*** PASSAGE SHOWN

Tulsa World: Medicare Advantage Program Payments Criticized as Political Ploy

Jul 26, 2012 Issues: Health Care

Tulsa World - By Wayne Greene

The Obama administration is covering up the Affordable Care Act's true financial impact on elderly Americans with an unauthorized and politically motivated bailout of the Medicare Advantage program, the chairman of the House Oversight and Government Reform Committee alleged Wednesday.

"It is not the program" that is under question, said Rep. Darrell Issa, R-Calif., in a U.S. Capitol hearing broadcast on the Internet. "We would like Medicare Advantage to succeed. It is, in fact, the president using $8.3 billion of unappropriated funds to buy an election" that is the issue.

Rep. James Lankford, R-Okla., who is a member of the committee, also questioned the administration's decision to spend billions on a demonstration project that will temporarily shield Medicare Advantage clients from the Affordable Care Act's financial impact but will effectively demonstrate nothing.

"I find the October 2012 implementation for the Medicare Advantage bonus payments very politically convenient and suspicious," Lankford said in a statement to the Tulsa World.

"According to a new (General Accounting Office) report released in March, the structure of the demonstration program will not provide any reliable data, and the administration will spend over $8 billion on a program that has no basis in law."

The demonstration program is designed to hide the dramatic cuts set to take effect in the Medicare Advantage program in the next three years as a result of the Affordable Care Act, according to Lankford.

"There is no other explanation for this program than the administration taking $8 billion of taxpayer money to prop up the true effects of the Affordable Care Act before the November election," he said.

One of the ways the Affordable Care Act is financed is through $500 billion in Medicare savings, much of that coming from changes in Medicare Advantage, a popular alternative Medicare program run by private insurance companies.

About 27 percent of Medicare clients chose to take their services through a private carrier.

Changes to Medicare Advantage would make it more expensive for seniors, an important voting block in the upcoming presidential election.

Issa suggested that the demonstration project was devised as a means of temporarily wiring around the issue without congressional approval.

James Cosgrove, health-care director of the nonpartisan U.S. Government Accountability Office, testified that the demonstration project is far larger than more than 80 previous demonstration projects - seven times larger than the next closest one - and will result in no usable information because it doesn't leave any unaffected control group for comparison.

******
*** DATA FOR REVIEW

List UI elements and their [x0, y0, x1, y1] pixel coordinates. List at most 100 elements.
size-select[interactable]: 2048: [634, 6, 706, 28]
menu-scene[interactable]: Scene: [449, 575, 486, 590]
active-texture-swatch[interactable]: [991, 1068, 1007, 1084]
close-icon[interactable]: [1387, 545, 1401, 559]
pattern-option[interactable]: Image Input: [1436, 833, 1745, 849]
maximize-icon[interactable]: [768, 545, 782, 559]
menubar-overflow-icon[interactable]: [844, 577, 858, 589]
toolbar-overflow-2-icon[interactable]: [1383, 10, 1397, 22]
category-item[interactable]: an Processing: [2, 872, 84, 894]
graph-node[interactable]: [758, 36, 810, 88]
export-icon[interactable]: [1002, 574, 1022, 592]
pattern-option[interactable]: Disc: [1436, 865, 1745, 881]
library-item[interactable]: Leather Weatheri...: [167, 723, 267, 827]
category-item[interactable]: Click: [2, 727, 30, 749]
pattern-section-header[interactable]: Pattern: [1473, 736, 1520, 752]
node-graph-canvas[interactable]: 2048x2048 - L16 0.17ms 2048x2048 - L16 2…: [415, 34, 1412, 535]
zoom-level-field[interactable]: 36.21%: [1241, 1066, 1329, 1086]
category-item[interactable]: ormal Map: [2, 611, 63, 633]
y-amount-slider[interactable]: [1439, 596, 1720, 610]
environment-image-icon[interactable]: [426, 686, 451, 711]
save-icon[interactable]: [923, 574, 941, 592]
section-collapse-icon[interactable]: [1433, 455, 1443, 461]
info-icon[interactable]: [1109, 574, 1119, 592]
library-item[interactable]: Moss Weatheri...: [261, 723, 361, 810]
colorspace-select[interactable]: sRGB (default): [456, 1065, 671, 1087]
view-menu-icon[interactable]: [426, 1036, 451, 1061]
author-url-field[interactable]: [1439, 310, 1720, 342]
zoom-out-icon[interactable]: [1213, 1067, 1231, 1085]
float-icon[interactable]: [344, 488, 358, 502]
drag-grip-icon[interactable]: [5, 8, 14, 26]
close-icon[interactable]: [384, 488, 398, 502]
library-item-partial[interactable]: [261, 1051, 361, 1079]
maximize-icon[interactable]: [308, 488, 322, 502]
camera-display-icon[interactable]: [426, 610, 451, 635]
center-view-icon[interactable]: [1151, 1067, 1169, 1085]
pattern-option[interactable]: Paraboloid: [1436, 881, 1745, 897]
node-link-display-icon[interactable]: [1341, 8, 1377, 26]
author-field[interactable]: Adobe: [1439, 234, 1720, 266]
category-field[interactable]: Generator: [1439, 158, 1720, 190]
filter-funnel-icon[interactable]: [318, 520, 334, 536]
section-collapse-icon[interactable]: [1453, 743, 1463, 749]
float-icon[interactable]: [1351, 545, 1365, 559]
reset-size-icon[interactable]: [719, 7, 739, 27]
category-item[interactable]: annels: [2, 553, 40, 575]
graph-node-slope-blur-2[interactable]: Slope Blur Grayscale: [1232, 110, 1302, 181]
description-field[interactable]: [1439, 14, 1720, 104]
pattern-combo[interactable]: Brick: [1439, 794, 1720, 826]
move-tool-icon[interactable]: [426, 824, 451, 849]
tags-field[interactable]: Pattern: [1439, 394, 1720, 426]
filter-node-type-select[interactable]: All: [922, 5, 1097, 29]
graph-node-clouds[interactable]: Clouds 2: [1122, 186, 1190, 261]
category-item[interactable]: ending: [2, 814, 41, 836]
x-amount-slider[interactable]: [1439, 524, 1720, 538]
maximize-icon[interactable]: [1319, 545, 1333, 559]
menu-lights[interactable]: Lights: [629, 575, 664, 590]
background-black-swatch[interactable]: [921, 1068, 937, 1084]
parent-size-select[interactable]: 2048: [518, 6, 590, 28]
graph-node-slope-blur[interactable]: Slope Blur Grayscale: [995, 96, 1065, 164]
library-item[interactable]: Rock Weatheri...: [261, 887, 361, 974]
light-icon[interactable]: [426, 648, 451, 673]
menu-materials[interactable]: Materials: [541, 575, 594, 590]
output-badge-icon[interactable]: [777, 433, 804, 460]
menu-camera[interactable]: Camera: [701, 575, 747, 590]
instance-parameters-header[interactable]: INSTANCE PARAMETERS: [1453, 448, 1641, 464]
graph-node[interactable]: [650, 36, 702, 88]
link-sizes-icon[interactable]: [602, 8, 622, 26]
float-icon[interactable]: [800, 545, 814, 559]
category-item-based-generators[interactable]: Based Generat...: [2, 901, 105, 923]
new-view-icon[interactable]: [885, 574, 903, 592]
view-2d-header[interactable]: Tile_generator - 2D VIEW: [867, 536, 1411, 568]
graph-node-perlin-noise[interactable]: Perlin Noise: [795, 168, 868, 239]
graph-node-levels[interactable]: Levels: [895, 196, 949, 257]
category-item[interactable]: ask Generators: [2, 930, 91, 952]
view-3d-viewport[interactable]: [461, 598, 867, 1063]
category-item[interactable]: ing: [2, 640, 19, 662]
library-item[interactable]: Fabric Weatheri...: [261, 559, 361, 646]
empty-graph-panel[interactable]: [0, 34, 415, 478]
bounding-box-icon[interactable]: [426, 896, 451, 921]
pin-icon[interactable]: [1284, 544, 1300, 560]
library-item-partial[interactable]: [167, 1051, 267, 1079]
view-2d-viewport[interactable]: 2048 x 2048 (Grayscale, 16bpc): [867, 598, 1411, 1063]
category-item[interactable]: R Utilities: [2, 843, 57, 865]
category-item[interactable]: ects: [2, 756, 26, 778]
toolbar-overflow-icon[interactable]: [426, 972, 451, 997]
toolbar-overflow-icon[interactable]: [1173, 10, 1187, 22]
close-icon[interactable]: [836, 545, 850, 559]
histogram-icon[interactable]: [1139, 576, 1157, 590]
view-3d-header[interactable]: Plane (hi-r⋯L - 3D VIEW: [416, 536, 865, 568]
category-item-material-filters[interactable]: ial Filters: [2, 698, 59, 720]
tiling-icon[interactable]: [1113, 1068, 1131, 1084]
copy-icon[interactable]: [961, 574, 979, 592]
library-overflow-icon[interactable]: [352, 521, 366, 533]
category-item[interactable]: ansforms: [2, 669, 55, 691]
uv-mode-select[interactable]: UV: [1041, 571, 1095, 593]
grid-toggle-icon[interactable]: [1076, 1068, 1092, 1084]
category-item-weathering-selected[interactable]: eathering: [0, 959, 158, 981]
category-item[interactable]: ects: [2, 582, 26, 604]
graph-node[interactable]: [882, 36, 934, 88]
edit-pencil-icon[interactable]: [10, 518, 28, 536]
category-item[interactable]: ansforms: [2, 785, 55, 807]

******

▶ **WORK INSTRUCTIONS**
1. List every person the Medicare Advantage article names by both first and last name.
2. Write the next few paragraphs of the Medicare Advantage article, picking up after its final sentence.

▶ **TASK RESPONSES**
1.
Wayne Greene
Darrell Issa
James Lankford
James Cosgrove

2.
By rewarding Medicare Advantage providers with bonuses for quality care, the financial impact of reduced federal funding for the program is temporarily wiped out, but Cosgrove said the bonuses are based on performance before the demonstration began and reward programs for only average performance.

He and Edda Emmanuelli-Perez, an attorney with the GAO, called on the Department of Health and Human Services to cancel the demonstration project.

Edda Emmanuelli-Perez stopped short of saying the program was illegal, but said it did not meet the elements of statute.

Jonathan Blum, acting deputy administrator for the U.S. Center of Medicare and Medicaid Services, said the demonstration project is a legitimate effort to make Medicare Advantage more efficient and effective, and the experiment is already providing anecdotal evidence of dramatic success.

"Today we see very positive signs that the overall strategy is working," Blum said. "Today we are paying much lower subsidies to the health plans."

Although the Advantage program had provided Medicare services at about 114 percent of the cost of the traditional Medicare plan, the program has brought those costs to 107 percent and on track to cost no more than the traditional plan, he said.

Democrats on the investigative committee defended the Affordable Care Act and the demonstration program.

"There's no scandal here," said Rep. Elijah Cummings, D-Md. "This is a legitimate and substantive disagreement about how best to structure bonuses to incentivize quality care and how to design a demonstration program to achieve its intended results in an effective and efficient manner."

He asked Cosgrove if he had any evidence of political motives in the shaping of the project.

The GAO official said his investigation didn't look for any motives.